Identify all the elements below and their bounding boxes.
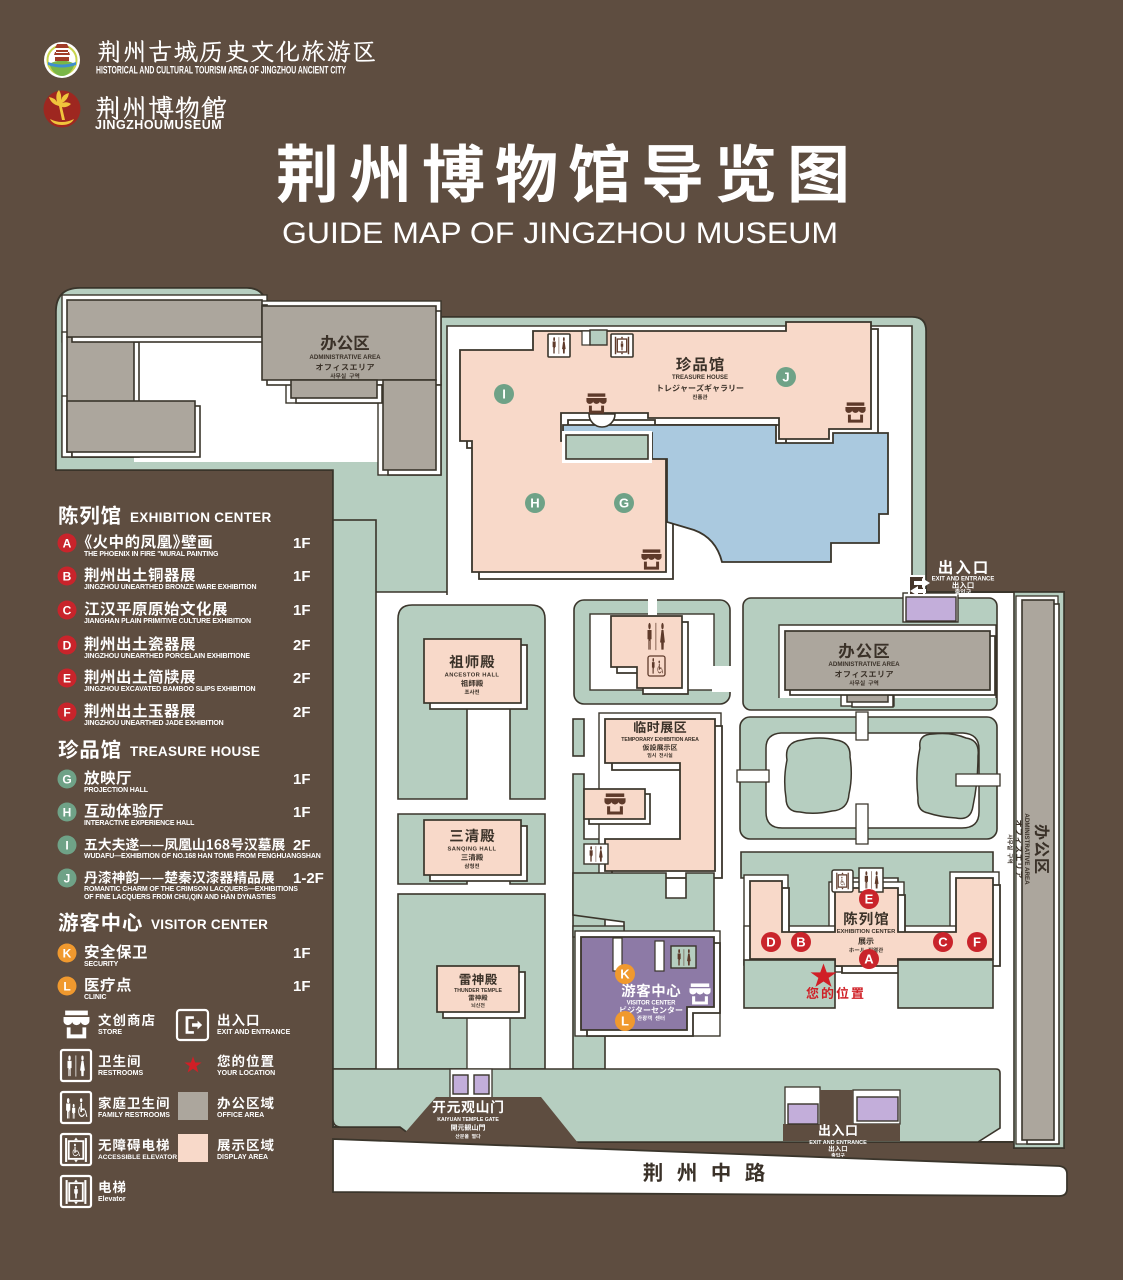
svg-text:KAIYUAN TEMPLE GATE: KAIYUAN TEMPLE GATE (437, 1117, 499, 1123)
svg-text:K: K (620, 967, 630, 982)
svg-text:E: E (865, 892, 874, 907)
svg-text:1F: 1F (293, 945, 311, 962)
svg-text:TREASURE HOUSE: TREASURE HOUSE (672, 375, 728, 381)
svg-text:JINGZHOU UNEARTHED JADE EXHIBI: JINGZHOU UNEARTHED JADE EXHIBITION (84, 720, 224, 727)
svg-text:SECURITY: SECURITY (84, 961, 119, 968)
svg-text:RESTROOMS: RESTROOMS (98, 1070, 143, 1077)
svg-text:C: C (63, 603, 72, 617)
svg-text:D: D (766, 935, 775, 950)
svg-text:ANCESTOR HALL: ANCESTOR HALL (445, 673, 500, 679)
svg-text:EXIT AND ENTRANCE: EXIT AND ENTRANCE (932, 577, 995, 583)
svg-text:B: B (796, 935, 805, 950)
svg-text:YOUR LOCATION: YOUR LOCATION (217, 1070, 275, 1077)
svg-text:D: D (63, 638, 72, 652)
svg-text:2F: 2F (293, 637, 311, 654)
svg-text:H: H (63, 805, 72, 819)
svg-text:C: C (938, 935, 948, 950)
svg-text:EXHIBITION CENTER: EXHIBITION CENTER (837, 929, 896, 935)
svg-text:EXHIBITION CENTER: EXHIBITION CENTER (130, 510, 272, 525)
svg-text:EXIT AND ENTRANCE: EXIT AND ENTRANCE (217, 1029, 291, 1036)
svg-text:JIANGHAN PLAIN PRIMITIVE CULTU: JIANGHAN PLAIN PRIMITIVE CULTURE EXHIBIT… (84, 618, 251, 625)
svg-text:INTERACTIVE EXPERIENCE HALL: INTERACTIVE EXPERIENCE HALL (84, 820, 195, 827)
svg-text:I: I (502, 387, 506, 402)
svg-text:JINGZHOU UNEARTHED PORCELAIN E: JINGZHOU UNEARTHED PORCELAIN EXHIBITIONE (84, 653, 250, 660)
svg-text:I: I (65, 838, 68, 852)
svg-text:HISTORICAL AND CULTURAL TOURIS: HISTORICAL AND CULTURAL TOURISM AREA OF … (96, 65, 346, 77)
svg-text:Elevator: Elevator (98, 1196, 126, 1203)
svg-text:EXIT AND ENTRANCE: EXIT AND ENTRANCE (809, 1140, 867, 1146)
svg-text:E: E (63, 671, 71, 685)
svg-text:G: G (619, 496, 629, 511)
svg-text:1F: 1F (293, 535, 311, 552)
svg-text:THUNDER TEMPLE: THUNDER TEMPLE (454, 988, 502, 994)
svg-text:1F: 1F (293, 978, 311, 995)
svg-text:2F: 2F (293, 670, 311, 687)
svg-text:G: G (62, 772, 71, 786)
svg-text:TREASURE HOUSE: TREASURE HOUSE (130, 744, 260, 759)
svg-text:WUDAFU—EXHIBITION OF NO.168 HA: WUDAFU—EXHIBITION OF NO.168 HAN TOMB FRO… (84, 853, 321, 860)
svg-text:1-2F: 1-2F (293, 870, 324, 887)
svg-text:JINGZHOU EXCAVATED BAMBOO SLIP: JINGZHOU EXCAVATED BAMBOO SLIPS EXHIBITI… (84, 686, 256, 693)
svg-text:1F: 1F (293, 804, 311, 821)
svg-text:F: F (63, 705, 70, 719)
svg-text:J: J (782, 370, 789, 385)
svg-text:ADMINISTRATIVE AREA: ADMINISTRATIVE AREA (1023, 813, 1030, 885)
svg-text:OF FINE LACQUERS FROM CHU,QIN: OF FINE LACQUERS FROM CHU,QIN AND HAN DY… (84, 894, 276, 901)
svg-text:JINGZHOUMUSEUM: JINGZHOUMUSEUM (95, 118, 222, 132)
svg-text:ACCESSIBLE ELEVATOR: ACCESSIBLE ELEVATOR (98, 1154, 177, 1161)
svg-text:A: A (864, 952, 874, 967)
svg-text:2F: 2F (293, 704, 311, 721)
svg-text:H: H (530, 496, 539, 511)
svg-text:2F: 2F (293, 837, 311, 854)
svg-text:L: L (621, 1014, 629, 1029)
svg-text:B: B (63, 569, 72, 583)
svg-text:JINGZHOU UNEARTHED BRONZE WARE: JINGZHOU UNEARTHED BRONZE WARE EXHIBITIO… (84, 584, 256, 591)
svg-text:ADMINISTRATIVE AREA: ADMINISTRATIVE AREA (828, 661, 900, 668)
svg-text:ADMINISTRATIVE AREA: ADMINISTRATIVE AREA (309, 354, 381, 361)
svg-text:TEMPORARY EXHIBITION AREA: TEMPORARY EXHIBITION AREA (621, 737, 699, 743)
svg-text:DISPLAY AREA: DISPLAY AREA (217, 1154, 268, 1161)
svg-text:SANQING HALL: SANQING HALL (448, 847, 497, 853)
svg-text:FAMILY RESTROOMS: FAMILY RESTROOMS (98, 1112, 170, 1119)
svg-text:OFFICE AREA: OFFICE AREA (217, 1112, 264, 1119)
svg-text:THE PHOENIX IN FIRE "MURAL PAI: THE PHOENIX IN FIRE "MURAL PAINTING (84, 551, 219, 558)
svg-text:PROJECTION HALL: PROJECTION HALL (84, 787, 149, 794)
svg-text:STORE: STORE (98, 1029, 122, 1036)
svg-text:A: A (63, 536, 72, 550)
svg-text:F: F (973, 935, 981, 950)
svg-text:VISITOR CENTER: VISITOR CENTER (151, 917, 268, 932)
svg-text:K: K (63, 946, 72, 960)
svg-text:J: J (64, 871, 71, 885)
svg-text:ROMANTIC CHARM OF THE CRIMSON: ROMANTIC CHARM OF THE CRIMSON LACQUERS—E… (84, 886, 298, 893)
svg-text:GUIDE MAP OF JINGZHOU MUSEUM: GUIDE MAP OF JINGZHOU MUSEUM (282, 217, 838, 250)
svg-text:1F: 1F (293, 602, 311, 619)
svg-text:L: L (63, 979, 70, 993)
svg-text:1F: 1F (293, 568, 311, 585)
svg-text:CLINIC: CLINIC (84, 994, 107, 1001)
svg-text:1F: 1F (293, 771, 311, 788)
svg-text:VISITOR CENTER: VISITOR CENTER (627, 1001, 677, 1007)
--*--
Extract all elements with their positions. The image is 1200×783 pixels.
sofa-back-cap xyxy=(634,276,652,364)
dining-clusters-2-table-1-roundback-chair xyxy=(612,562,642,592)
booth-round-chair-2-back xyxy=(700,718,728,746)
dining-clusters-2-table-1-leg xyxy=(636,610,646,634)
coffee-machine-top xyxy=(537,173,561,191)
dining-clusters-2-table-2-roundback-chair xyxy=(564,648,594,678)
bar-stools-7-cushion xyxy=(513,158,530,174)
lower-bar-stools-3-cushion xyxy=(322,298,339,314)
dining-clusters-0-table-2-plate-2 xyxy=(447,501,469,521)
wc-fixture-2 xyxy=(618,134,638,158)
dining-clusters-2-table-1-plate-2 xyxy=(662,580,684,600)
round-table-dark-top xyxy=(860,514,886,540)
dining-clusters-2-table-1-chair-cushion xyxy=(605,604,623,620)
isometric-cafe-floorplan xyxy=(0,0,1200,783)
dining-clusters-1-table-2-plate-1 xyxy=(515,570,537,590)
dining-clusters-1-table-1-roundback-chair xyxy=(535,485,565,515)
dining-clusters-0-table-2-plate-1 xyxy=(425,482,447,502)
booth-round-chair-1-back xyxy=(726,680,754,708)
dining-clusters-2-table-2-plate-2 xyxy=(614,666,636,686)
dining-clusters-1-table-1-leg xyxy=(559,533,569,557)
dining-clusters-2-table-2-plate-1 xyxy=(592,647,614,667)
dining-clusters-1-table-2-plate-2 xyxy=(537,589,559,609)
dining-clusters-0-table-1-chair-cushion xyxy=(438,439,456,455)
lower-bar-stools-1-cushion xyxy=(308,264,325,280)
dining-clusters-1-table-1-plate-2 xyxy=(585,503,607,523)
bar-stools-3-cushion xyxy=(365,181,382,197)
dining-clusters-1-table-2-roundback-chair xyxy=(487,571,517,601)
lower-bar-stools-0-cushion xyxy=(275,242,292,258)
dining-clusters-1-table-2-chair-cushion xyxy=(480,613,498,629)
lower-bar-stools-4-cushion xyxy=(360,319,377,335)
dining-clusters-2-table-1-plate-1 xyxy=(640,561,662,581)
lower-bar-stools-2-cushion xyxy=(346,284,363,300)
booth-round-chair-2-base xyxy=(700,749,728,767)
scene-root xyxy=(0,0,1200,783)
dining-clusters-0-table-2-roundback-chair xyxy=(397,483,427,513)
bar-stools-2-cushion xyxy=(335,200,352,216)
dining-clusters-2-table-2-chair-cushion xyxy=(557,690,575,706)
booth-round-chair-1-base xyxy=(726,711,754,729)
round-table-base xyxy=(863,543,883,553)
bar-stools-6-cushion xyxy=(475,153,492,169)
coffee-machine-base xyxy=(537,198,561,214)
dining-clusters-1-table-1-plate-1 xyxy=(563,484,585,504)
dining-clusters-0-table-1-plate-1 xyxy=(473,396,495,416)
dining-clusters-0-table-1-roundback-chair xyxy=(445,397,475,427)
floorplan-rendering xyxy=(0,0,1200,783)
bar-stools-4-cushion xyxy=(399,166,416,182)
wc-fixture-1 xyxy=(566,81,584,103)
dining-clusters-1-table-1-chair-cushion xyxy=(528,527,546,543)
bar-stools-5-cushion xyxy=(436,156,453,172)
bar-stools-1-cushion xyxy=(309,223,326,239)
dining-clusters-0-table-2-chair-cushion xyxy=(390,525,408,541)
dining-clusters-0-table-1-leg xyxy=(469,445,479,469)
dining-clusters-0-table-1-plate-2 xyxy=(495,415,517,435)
--*--
What is needed = Starting with the line that contains "svg-text:KAIYUAN TEMPLE GATE: KAIYUAN" and going on through the line that contains "svg-text:TREASURE HOUSE: TREASURE HOUSE (672, 375, 728, 381)", extract those lines from the rows above, copying each one verbatim.

Reply to the task =
svg-text:KAIYUAN TEMPLE GATE: KAIYUAN TEMPLE GATE (437, 1117, 499, 1123)
svg-text:K: K (620, 967, 630, 982)
svg-text:E: E (865, 892, 874, 907)
svg-text:1F: 1F (293, 945, 311, 962)
svg-text:TREASURE HOUSE: TREASURE HOUSE (672, 375, 728, 381)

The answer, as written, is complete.